• **Set exercise**
From the line containing "What text is on this page?" through the last line of the data, return those lines exactly as written and nothing more.

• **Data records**

--------------------------------------------------

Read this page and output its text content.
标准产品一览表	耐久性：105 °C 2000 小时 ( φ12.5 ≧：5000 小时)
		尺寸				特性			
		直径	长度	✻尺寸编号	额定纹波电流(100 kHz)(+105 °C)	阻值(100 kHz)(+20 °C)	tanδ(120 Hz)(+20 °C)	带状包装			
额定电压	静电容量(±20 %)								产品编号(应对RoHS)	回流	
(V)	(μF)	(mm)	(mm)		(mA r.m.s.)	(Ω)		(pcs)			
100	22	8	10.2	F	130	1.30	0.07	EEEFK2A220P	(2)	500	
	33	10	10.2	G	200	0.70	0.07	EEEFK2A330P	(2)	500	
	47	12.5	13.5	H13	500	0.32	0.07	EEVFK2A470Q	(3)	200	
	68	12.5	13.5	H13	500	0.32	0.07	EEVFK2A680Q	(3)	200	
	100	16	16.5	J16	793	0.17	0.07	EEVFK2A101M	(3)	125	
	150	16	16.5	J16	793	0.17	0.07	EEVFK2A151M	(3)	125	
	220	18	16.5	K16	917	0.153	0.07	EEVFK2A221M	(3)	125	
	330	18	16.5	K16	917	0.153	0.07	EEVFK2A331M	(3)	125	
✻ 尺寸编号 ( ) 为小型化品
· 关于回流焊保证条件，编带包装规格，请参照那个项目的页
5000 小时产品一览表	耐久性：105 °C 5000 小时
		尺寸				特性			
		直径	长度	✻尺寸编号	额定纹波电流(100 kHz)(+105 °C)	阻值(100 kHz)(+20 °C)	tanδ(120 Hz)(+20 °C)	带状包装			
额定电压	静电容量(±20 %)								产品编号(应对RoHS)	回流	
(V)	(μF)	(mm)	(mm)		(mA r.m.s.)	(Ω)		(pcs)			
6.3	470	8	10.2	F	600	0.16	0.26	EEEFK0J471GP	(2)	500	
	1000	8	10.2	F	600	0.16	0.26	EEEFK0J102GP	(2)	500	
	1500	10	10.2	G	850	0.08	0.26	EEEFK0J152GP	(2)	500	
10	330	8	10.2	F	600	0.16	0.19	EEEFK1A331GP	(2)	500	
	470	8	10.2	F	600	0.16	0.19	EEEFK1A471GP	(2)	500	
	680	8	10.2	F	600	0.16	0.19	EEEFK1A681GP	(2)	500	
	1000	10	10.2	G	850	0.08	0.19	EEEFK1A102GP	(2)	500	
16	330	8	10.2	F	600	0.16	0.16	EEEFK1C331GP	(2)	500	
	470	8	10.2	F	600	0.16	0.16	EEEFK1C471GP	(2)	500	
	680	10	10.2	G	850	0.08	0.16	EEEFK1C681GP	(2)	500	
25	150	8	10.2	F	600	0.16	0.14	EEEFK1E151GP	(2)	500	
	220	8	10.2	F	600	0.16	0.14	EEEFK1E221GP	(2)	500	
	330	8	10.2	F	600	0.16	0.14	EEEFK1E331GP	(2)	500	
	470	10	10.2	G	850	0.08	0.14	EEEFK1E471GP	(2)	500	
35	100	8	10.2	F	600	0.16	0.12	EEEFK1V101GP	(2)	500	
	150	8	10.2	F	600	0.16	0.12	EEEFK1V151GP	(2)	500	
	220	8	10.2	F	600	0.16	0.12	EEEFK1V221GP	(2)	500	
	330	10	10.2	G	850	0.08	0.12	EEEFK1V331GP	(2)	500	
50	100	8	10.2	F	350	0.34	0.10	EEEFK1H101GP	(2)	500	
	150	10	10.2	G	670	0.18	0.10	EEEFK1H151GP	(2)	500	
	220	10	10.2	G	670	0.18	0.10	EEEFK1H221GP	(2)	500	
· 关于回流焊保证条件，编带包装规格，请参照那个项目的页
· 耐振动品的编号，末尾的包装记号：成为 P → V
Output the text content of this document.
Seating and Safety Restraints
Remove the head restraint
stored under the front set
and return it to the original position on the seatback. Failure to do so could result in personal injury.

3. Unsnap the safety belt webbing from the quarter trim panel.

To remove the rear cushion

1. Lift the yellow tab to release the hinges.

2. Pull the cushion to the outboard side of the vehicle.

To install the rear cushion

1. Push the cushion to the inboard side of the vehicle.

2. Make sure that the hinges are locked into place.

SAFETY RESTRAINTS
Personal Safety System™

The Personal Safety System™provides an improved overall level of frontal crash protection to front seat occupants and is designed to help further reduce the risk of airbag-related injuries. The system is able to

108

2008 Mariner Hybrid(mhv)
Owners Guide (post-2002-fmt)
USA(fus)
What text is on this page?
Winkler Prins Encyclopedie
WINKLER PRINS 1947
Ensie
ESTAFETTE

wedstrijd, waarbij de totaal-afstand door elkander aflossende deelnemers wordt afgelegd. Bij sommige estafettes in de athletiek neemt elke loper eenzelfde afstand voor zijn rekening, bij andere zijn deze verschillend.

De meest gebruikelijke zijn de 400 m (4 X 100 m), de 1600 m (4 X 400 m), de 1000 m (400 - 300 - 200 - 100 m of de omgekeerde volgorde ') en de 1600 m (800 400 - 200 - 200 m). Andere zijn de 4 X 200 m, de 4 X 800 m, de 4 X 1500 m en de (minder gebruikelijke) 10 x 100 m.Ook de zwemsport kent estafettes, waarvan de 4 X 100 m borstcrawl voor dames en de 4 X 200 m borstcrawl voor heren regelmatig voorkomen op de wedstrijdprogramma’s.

--------------------------------------------------

• **In response**
What text is on this page?
Winkler Prins Encyclopedie
WINKLER PRINS 1947
Ensie
ESTAFETTE

wedstrijd, waarbij de totaal-afstand door elkander aflossende deelnemers wordt afgelegd. Bij sommige estafettes in de athletiek neemt elke loper eenzelfde afstand voor zijn rekening, bij andere zijn deze verschillend.

De meest gebruikelijke zijn de 400 m (4 X 100 m), de 1600 m (4 X 400 m), de 1000 m (400 - 300 - 200 - 100 m of de omgekeerde volgorde ') en de 1600 m (800 400 - 200 - 200 m). Andere zijn de 4 X 200 m, de 4 X 800 m, de 4 X 1500 m en de (minder gebruikelijke) 10 x 100 m.Ook de zwemsport kent estafettes, waarvan de 4 X 100 m borstcrawl voor dames en de 4 X 200 m borstcrawl voor heren regelmatig voorkomen op de wedstrijdprogramma’s.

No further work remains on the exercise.